_YOUR ASSIGNMENT:_
Find the word "clinical" in the data below and copy each line that holds it.

_EXTRACTED ENTRIES:_

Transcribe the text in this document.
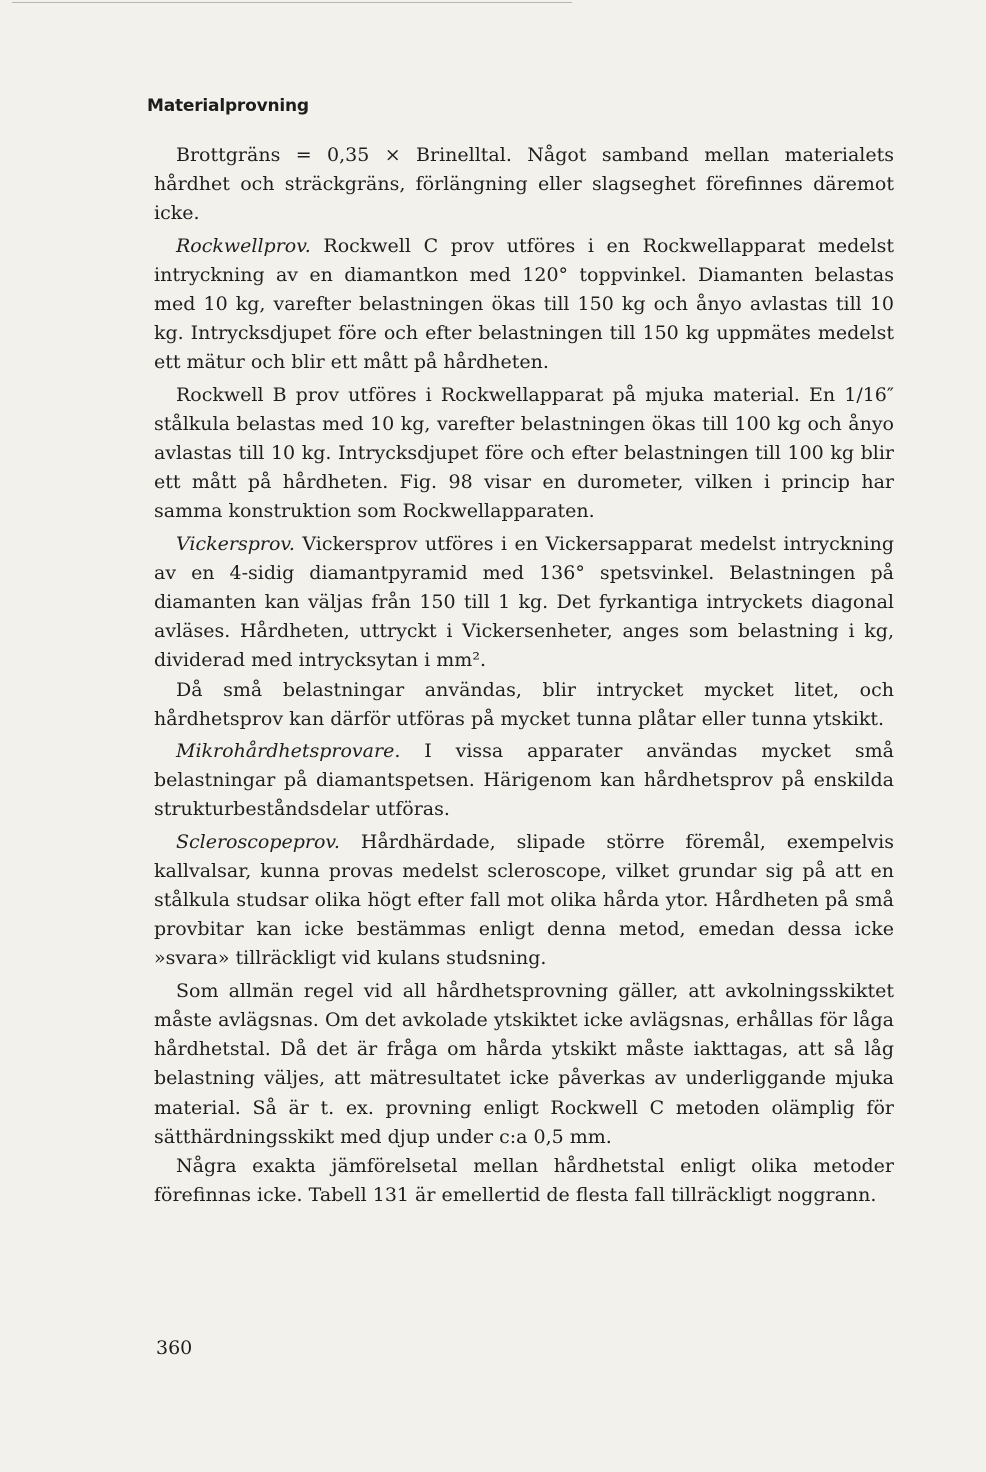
Materialprovning

Brottgräns = 0,35 × Brinelltal. Något samband mellan materialets hårdhet och sträckgräns, förlängning eller slagseghet förefinnes däremot icke.

Rockwellprov. Rockwell C prov utföres i en Rockwellapparat medelst intryckning av en diamantkon med 120° toppvinkel. Diamanten belastas med 10 kg, varefter belastningen ökas till 150 kg och ånyo avlastas till 10 kg. Intrycksdjupet före och efter belastningen till 150 kg uppmätes medelst ett mätur och blir ett mått på hårdheten.

Rockwell B prov utföres i Rockwellapparat på mjuka material. En 1/16″ stålkula belastas med 10 kg, varefter belastningen ökas till 100 kg och ånyo avlastas till 10 kg. Intrycksdjupet före och efter belastningen till 100 kg blir ett mått på hårdheten. Fig. 98 visar en durometer, vilken i princip har samma konstruktion som Rockwellapparaten.

Vickersprov. Vickersprov utföres i en Vickersapparat medelst intryckning av en 4-sidig diamantpyramid med 136° spetsvinkel. Belastningen på diamanten kan väljas från 150 till 1 kg. Det fyrkantiga intryckets diagonal avläses. Hårdheten, uttryckt i Vickersenheter, anges som belastning i kg, dividerad med intrycksytan i mm².

Då små belastningar användas, blir intrycket mycket litet, och hårdhetsprov kan därför utföras på mycket tunna plåtar eller tunna ytskikt.

Mikrohårdhetsprovare. I vissa apparater användas mycket små belastningar på diamantspetsen. Härigenom kan hårdhetsprov på enskilda strukturbeståndsdelar utföras.

Scleroscopeprov. Hårdhärdade, slipade större föremål, exempelvis kallvalsar, kunna provas medelst scleroscope, vilket grundar sig på att en stålkula studsar olika högt efter fall mot olika hårda ytor. Hårdheten på små provbitar kan icke bestämmas enligt denna metod, emedan dessa icke »svara» tillräckligt vid kulans studsning.

Som allmän regel vid all hårdhetsprovning gäller, att avkolningsskiktet måste avlägsnas. Om det avkolade ytskiktet icke avlägsnas, erhållas för låga hårdhetstal. Då det är fråga om hårda ytskikt måste iakttagas, att så låg belastning väljes, att mätresultatet icke påverkas av underliggande mjuka material. Så är t. ex. provning enligt Rockwell C metoden olämplig för sätthärdningsskikt med djup under c:a 0,5 mm.

Några exakta jämförelsetal mellan hårdhetstal enligt olika metoder förefinnas icke. Tabell 131 är emellertid de flesta fall tillräckligt noggrann.

360
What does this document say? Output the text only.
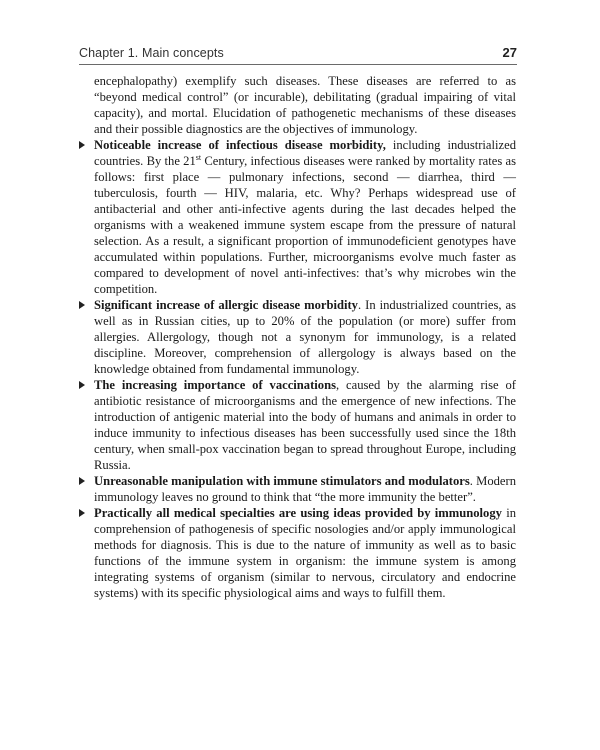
Chapter 1. Main concepts	27

encephalopathy) exemplify such diseases. These diseases are referred to as “beyond medical control” (or incurable), debilitating (gradual impairing of vital capacity), and mortal. Elucidation of pathogenetic mechanisms of these diseases and their possible diagnostics are the objectives of immunology.

Noticeable increase of infectious disease morbidity, including industrialized countries. By the 21st Century, infectious diseases were ranked by mortality rates as follows: first place — pulmonary infections, second — diarrhea, third — tuberculosis, fourth — HIV, malaria, etc. Why? Perhaps widespread use of antibacterial and other anti-infective agents during the last decades helped the organisms with a weakened immune system escape from the pressure of natural selection. As a result, a significant proportion of immunodeficient genotypes have accumulated within populations. Further, microorganisms evolve much faster as compared to development of novel anti-infectives: that’s why microbes win the competition.

Significant increase of allergic disease morbidity. In industrialized countries, as well as in Russian cities, up to 20% of the population (or more) suffer from allergies. Allergology, though not a synonym for immunology, is a related discipline. Moreover, comprehension of allergology is always based on the knowledge obtained from fundamental immunology.

The increasing importance of vaccinations, caused by the alarming rise of antibiotic resistance of microorganisms and the emergence of new infections. The introduction of antigenic material into the body of humans and animals in order to induce immunity to infectious diseases has been successfully used since the 18th century, when small-pox vaccination began to spread throughout Europe, including Russia.

Unreasonable manipulation with immune stimulators and modulators. Modern immunology leaves no ground to think that “the more immunity the better”.

Practically all medical specialties are using ideas provided by immunology in comprehension of pathogenesis of specific nosologies and/or apply immunological methods for diagnosis. This is due to the nature of immunity as well as to basic functions of the immune system in organism: the immune system is among integrating systems of organism (similar to nervous, circulatory and endocrine systems) with its specific physiological aims and ways to fulfill them.
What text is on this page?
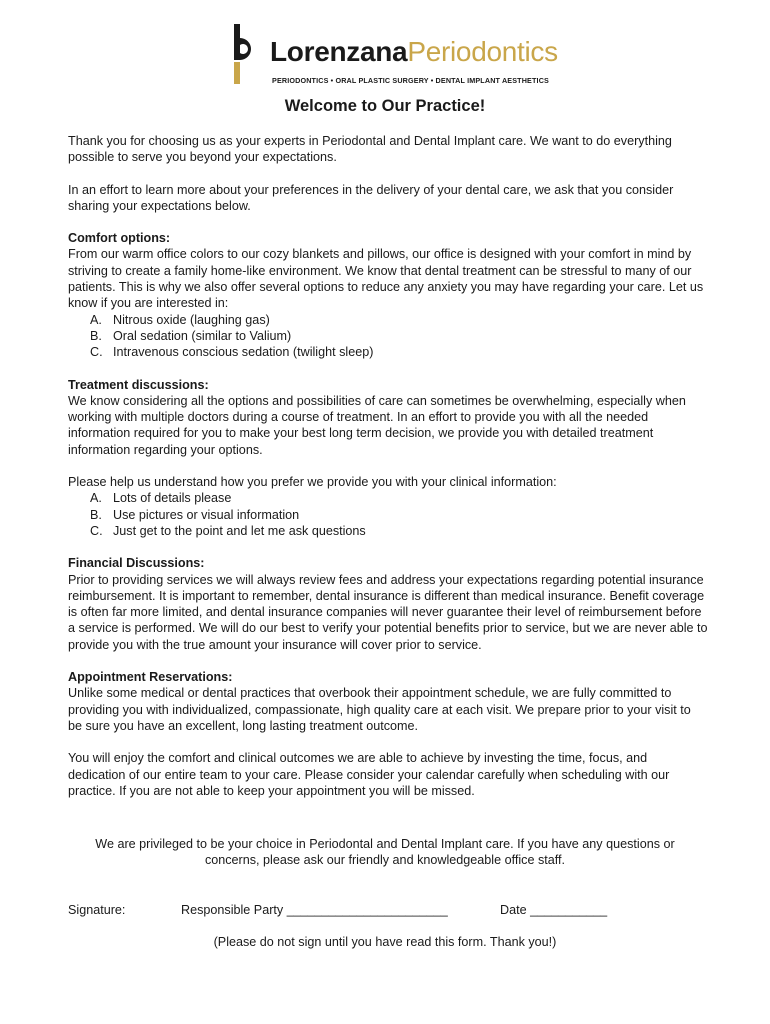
LorenzanaPeriodontics
PERIODONTICS • ORAL PLASTIC SURGERY • DENTAL IMPLANT AESTHETICS
Welcome to Our Practice!

Thank you for choosing us as your experts in Periodontal and Dental Implant care. We want to do everything possible to serve you beyond your expectations.

In an effort to learn more about your preferences in the delivery of your dental care, we ask that you consider sharing your expectations below.

Comfort options:
From our warm office colors to our cozy blankets and pillows, our office is designed with your comfort in mind by striving to create a family home-like environment. We know that dental treatment can be stressful to many of our patients. This is why we also offer several options to reduce any anxiety you may have regarding your care. Let us know if you are interested in:
A. Nitrous oxide (laughing gas)
B. Oral sedation (similar to Valium)
C. Intravenous conscious sedation (twilight sleep)
Treatment discussions:

We know considering all the options and possibilities of care can sometimes be overwhelming, especially when working with multiple doctors during a course of treatment. In an effort to provide you with all the needed information required for you to make your best long term decision, we provide you with detailed treatment information regarding your options.

Please help us understand how you prefer we provide you with your clinical information:
A. Lots of details please
B. Use pictures or visual information
C. Just get to the point and let me ask questions
Financial Discussions:

Prior to providing services we will always review fees and address your expectations regarding potential insurance reimbursement. It is important to remember, dental insurance is different than medical insurance. Benefit coverage is often far more limited, and dental insurance companies will never guarantee their level of reimbursement before a service is performed. We will do our best to verify your potential benefits prior to service, but we are never able to provide you with the true amount your insurance will cover prior to service.

Appointment Reservations:

Unlike some medical or dental practices that overbook their appointment schedule, we are fully committed to providing you with individualized, compassionate, high quality care at each visit. We prepare prior to your visit to be sure you have an excellent, long lasting treatment outcome.

You will enjoy the comfort and clinical outcomes we are able to achieve by investing the time, focus, and dedication of our entire team to your care. Please consider your calendar carefully when scheduling with our practice. If you are not able to keep your appointment you will be missed.

We are privileged to be your choice in Periodontal and Dental Implant care. If you have any questions or concerns, please ask our friendly and knowledgeable office staff.
Signature:	Responsible Party _______________________	Date ___________
(Please do not sign until you have read this form. Thank you!)
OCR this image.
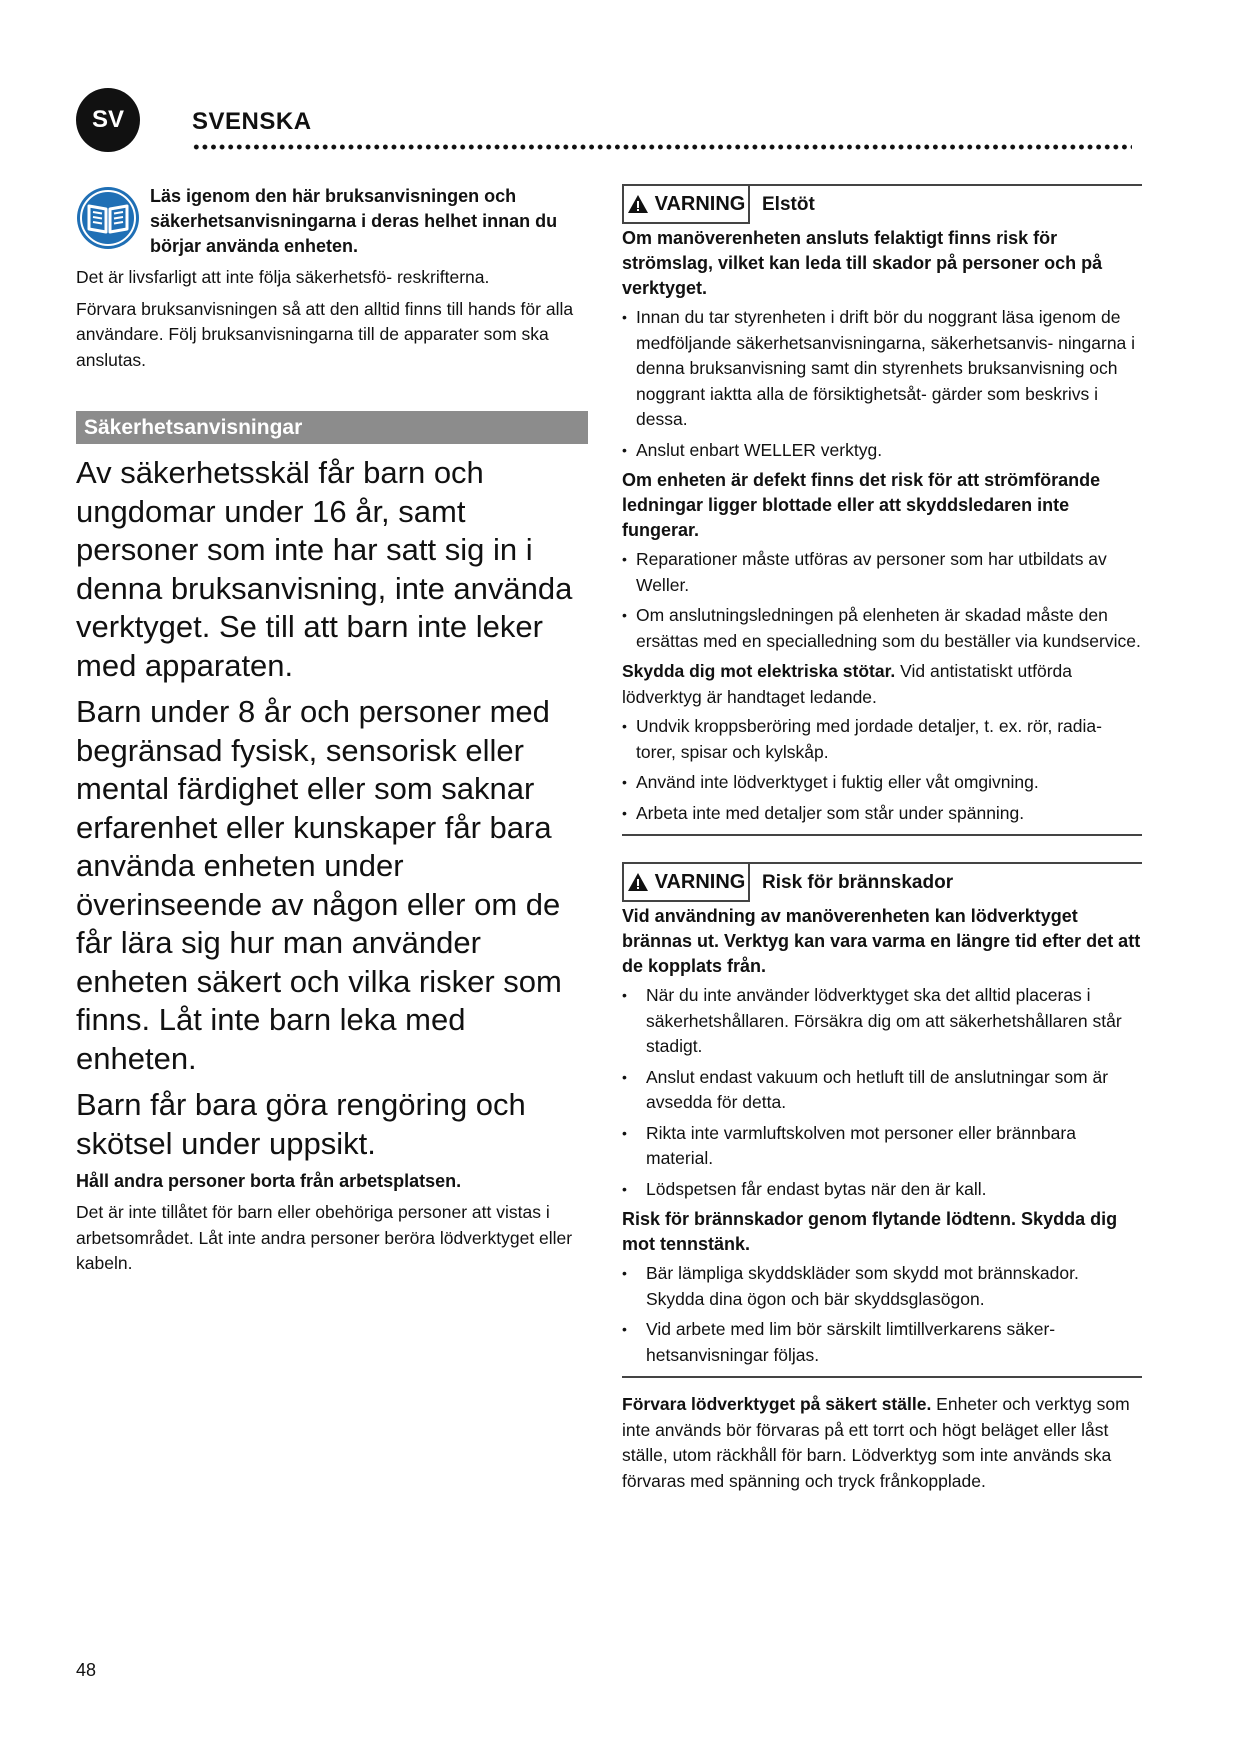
SV	SVENSKA
Läs igenom den här bruksanvisningen och säkerhetsanvisningarna i deras helhet innan du börjar använda enheten.

Det är livsfarligt att inte följa säkerhetsfö- reskrifterna.

Förvara bruksanvisningen så att den alltid finns till hands för alla användare. Följ bruksanvisningarna till de apparater som ska anslutas.

Säkerhetsanvisningar

Av säkerhetsskäl får barn och ungdomar under 16 år, samt personer som inte har satt sig in i denna bruksanvisning, inte använda verktyget. Se till att barn inte leker med apparaten.

Barn under 8 år och personer med begränsad fysisk, sensorisk eller mental färdighet eller som saknar erfarenhet eller kunskaper får bara använda enheten under överinseende av någon eller om de får lära sig hur man använder enheten säkert och vilka risker som finns. Låt inte barn leka med enheten.

Barn får bara göra rengöring och skötsel under uppsikt.

Håll andra personer borta från arbetsplatsen.

Det är inte tillåtet för barn eller obehöriga personer att vistas i arbetsområdet. Låt inte andra personer beröra lödverktyget eller kabeln.

VARNING Elstöt
Om manöverenheten ansluts felaktigt finns risk för strömslag, vilket kan leda till skador på personer och på verktyget.
• Innan du tar styrenheten i drift bör du noggrant läsa igenom de medföljande säkerhetsanvisningarna, säkerhetsanvis- ningarna i denna bruksanvisning samt din styrenhets bruksanvisning och noggrant iaktta alla de försiktighetsåt- gärder som beskrivs i dessa.
• Anslut enbart WELLER verktyg.
Om enheten är defekt finns det risk för att strömförande ledningar ligger blottade eller att skyddsledaren inte fungerar.
• Reparationer måste utföras av personer som har utbildats av Weller.
• Om anslutningsledningen på elenheten är skadad måste den ersättas med en specialledning som du beställer via kundservice.
Skydda dig mot elektriska stötar. Vid antistatiskt utförda lödverktyg är handtaget ledande.
• Undvik kroppsberöring med jordade detaljer, t. ex. rör, radia- torer, spisar och kylskåp.
• Använd inte lödverktyget i fuktig eller våt omgivning.
• Arbeta inte med detaljer som står under spänning.
VARNING Risk för brännskador
Vid användning av manöverenheten kan lödverktyget brännas ut. Verktyg kan vara varma en längre tid efter det att de kopplats från.
• När du inte använder lödverktyget ska det alltid placeras i säkerhetshållaren. Försäkra dig om att säkerhetshållaren står stadigt.
• Anslut endast vakuum och hetluft till de anslutningar som är avsedda för detta.
• Rikta inte varmluftskolven mot personer eller brännbara material.
• Lödspetsen får endast bytas när den är kall.
Risk för brännskador genom flytande lödtenn. Skydda dig mot tennstänk.
• Bär lämpliga skyddskläder som skydd mot brännskador. Skydda dina ögon och bär skyddsglasögon.
• Vid arbete med lim bör särskilt limtillverkarens säker- hetsanvisningar följas.
Förvara lödverktyget på säkert ställe. Enheter och verktyg som inte används bör förvaras på ett torrt och högt beläget eller låst ställe, utom räckhåll för barn. Lödverktyg som inte används ska förvaras med spänning och tryck frånkopplade.
48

_REPLY TO THE EXERCISE:_
Please help us understand how you prefer we provide you with your clinical information:
You will enjoy the comfort and clinical outcomes we are able to achieve by investing the time, focus, and dedication of our entire team to your care. Please consider your calendar carefully when scheduling with our practice. If you are not able to keep your appointment you will be missed.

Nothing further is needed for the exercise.